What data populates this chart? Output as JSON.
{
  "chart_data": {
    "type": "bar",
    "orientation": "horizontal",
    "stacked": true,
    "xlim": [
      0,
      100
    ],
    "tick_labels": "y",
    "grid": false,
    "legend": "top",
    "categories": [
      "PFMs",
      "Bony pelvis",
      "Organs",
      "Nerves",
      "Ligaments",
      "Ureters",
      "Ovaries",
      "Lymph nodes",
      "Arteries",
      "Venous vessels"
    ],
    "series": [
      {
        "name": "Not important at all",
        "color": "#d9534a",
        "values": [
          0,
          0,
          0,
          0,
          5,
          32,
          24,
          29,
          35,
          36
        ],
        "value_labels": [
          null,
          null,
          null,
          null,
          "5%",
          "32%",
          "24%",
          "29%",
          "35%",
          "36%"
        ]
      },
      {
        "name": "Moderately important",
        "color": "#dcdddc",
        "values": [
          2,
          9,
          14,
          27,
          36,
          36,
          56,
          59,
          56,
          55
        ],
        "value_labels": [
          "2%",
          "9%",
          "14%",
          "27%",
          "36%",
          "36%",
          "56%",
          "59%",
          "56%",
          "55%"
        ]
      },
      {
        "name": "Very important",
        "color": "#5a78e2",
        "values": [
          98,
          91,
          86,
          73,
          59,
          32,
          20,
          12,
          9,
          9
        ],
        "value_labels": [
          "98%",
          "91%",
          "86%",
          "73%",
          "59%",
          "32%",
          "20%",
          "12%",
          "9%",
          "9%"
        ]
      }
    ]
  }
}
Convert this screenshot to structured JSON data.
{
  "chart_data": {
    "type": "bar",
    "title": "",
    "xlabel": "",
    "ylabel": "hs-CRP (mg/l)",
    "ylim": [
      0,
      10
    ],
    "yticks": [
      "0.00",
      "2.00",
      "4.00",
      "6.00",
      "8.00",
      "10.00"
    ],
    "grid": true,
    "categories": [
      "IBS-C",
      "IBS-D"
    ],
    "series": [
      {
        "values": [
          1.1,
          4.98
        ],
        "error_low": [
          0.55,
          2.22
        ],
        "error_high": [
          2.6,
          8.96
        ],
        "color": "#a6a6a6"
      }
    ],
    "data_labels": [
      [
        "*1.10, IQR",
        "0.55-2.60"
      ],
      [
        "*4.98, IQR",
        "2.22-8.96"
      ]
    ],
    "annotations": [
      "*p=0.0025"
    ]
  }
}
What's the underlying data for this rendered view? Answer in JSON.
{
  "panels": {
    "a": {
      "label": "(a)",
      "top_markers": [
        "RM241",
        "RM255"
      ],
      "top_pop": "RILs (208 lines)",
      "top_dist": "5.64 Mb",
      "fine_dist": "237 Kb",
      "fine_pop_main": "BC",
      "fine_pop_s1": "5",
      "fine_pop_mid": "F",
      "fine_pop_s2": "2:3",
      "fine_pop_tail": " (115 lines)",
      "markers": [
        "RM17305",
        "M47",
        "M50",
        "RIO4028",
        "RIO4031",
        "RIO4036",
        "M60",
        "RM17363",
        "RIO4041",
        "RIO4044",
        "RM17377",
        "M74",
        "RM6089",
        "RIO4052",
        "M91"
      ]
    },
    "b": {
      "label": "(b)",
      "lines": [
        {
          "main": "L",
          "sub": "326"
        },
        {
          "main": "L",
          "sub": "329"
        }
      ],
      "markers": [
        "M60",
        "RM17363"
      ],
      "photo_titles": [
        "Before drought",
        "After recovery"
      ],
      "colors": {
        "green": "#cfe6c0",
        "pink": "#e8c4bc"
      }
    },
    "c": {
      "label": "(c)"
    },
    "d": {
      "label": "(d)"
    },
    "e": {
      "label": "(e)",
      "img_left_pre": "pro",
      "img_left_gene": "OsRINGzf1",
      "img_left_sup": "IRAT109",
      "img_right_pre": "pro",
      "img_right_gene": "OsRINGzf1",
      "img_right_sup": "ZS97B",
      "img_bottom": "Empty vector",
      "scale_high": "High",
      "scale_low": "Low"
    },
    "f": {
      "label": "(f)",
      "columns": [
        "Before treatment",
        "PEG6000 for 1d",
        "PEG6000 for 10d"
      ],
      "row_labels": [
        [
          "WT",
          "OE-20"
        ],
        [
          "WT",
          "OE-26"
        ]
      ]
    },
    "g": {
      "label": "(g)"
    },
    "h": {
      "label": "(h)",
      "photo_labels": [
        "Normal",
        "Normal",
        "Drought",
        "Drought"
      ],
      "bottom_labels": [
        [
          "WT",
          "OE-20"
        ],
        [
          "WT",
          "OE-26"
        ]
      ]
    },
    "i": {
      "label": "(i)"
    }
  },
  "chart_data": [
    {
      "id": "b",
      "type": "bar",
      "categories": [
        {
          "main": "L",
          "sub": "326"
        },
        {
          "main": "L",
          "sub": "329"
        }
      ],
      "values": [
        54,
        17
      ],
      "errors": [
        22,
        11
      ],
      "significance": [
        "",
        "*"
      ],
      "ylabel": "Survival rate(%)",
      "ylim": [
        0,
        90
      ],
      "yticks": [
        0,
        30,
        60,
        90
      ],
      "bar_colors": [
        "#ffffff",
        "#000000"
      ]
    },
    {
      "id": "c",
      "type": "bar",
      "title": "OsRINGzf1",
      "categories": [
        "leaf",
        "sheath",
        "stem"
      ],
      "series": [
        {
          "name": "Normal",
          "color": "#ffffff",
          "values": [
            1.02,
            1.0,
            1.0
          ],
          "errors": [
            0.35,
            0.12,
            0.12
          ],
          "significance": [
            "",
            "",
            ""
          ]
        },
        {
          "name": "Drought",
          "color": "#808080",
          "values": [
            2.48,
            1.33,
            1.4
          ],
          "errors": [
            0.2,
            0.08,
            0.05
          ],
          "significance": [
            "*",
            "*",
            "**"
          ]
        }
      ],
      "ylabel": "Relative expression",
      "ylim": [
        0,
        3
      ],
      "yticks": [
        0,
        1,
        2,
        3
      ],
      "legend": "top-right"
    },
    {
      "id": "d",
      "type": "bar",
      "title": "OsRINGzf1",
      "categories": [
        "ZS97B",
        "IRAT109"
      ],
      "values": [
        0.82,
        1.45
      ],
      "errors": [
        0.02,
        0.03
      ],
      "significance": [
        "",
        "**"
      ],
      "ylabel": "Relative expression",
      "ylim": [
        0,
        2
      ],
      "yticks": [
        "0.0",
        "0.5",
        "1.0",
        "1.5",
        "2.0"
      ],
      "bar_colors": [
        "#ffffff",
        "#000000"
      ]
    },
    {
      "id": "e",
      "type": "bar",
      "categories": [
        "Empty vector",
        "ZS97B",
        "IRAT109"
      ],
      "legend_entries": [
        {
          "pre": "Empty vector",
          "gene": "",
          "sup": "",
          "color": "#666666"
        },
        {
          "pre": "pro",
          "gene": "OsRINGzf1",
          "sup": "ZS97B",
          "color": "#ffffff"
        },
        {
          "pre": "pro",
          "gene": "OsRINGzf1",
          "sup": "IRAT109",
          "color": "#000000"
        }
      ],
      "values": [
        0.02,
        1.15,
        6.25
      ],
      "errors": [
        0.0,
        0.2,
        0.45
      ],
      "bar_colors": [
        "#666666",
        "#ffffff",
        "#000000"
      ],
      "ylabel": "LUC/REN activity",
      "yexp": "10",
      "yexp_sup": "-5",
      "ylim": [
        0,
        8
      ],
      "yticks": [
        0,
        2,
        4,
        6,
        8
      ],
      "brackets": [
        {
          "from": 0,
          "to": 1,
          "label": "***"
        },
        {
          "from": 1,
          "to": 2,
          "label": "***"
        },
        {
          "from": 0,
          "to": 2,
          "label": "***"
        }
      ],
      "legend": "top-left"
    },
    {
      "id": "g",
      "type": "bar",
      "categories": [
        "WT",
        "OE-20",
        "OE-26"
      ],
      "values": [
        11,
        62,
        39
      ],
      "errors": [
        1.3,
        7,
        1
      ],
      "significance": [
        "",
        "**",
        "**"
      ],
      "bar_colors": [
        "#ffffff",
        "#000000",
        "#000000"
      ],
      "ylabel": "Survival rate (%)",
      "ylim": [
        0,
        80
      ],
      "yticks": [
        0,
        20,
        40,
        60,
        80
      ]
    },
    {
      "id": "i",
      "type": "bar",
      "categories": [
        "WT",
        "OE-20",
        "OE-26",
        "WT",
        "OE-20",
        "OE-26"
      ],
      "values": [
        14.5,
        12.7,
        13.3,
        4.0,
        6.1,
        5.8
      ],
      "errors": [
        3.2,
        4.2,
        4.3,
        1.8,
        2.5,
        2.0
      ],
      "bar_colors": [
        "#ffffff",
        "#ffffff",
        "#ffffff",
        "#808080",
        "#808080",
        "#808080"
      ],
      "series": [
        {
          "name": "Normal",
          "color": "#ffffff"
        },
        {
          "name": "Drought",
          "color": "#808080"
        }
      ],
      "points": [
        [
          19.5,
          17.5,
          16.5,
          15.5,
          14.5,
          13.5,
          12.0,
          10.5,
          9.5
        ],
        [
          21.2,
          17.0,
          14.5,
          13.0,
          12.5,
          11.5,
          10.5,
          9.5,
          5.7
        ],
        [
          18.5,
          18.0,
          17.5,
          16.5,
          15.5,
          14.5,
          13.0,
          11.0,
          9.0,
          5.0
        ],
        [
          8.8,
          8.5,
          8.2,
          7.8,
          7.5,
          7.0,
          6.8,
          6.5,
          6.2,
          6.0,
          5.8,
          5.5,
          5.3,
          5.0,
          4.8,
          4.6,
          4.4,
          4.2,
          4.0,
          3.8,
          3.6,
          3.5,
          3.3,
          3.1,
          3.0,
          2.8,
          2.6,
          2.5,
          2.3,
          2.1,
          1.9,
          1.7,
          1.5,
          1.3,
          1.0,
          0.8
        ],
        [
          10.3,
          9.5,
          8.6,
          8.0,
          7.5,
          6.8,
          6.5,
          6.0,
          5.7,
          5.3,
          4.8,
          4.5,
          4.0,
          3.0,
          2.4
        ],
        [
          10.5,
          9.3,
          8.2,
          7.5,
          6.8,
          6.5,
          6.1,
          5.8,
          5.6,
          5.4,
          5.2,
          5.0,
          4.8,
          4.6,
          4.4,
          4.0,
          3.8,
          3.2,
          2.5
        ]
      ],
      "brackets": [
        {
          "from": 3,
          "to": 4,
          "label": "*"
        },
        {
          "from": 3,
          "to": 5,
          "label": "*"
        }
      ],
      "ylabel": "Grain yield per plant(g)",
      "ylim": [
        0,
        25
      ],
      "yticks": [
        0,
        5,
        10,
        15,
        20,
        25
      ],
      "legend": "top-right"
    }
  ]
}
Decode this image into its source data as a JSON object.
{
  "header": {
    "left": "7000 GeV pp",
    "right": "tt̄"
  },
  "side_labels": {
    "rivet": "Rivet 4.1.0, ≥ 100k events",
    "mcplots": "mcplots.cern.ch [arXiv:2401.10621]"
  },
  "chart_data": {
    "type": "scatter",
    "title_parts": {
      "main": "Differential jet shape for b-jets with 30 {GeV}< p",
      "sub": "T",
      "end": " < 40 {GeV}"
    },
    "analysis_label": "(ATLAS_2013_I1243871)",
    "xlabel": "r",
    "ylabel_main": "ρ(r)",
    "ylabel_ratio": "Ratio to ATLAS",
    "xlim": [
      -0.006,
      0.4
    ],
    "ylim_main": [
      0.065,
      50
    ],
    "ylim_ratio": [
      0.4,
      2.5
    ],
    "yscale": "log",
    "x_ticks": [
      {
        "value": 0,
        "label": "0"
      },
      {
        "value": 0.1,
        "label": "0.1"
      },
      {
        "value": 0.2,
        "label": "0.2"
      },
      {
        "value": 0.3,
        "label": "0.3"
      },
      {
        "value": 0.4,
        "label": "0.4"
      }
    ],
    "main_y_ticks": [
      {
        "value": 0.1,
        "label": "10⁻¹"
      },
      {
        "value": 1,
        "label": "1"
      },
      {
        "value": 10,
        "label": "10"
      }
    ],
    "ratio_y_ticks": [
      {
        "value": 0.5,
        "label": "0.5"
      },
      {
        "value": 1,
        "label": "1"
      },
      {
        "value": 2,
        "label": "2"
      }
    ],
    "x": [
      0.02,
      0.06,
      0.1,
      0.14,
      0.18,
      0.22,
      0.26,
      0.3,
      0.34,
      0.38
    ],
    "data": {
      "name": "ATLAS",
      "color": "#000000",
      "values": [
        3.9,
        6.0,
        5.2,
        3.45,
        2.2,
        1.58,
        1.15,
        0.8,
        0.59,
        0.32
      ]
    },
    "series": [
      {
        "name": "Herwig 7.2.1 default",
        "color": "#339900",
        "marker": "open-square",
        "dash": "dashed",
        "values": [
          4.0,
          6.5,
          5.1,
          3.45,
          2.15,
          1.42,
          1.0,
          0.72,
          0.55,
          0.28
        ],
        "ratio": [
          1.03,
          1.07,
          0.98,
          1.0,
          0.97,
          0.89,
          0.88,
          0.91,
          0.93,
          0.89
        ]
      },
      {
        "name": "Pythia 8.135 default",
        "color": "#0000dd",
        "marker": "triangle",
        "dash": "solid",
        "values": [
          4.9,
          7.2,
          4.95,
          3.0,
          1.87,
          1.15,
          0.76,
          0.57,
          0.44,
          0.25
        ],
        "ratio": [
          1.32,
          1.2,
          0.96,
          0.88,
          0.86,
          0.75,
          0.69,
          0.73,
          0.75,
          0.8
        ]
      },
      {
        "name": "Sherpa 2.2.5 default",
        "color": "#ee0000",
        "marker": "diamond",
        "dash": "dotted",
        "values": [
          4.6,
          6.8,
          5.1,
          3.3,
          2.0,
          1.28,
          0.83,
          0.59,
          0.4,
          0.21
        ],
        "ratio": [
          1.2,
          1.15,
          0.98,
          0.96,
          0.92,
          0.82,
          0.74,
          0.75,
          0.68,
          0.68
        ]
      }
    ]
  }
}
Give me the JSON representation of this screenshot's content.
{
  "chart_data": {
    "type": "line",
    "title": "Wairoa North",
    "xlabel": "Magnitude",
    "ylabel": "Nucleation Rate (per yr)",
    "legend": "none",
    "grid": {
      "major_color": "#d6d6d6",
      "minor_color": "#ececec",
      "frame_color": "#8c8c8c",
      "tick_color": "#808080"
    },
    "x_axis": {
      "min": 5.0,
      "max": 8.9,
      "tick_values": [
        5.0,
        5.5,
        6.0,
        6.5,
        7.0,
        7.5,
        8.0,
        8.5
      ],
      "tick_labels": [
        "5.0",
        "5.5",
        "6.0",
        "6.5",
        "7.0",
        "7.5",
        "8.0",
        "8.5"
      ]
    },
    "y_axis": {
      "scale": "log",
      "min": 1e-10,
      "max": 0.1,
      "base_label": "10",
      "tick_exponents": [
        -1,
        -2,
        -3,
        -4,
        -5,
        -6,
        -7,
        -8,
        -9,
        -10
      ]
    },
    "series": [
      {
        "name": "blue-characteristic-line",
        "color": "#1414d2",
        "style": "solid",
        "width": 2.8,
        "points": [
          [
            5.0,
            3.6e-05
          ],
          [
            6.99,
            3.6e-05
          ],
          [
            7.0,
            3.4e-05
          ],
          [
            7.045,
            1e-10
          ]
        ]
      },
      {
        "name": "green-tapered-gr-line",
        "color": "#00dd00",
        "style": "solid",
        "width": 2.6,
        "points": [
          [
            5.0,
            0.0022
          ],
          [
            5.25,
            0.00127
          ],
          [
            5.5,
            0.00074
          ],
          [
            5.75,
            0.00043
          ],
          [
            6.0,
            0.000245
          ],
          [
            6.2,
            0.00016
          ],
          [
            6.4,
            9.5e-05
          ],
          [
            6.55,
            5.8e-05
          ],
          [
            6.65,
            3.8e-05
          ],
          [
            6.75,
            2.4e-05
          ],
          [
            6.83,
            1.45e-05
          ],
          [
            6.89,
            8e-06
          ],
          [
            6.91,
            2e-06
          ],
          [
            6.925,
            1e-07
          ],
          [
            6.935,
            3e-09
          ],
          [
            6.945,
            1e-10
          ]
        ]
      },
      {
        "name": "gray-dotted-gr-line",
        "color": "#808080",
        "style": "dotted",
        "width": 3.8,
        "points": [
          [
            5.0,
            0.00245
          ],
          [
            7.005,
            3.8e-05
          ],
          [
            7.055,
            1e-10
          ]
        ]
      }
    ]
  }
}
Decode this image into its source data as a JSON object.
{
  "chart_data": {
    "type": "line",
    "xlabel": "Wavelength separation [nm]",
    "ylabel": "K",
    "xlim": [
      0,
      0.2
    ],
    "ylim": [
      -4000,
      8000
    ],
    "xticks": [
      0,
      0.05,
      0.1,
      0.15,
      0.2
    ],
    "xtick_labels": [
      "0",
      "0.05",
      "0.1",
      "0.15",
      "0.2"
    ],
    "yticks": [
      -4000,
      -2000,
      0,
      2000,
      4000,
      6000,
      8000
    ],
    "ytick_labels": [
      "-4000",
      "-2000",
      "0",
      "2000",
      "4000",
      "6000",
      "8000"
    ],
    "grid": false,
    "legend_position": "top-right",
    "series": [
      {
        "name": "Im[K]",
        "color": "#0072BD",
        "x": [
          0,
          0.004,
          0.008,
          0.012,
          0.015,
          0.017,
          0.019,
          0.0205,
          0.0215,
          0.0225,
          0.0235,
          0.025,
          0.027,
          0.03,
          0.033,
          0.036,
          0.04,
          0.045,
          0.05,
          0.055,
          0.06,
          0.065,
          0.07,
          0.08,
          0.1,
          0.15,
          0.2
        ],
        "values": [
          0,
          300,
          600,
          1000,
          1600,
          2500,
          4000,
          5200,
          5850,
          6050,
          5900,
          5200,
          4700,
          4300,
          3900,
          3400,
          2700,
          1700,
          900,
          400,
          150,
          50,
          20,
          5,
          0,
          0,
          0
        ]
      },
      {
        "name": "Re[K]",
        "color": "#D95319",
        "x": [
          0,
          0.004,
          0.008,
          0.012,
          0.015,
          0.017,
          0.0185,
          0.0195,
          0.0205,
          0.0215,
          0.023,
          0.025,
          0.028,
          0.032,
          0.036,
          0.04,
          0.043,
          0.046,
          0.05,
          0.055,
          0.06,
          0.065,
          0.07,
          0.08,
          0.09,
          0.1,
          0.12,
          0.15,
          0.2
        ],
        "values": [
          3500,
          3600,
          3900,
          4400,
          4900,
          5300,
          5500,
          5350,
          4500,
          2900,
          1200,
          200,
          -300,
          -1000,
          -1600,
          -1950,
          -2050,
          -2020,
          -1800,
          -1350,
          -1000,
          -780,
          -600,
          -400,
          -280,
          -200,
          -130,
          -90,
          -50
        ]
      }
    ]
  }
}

TASK:
Find each line holding the word "screenshot" and copy it.

REPLY:
Convert this screenshot to structured JSON data.
Give me the JSON representation of this screenshot's content.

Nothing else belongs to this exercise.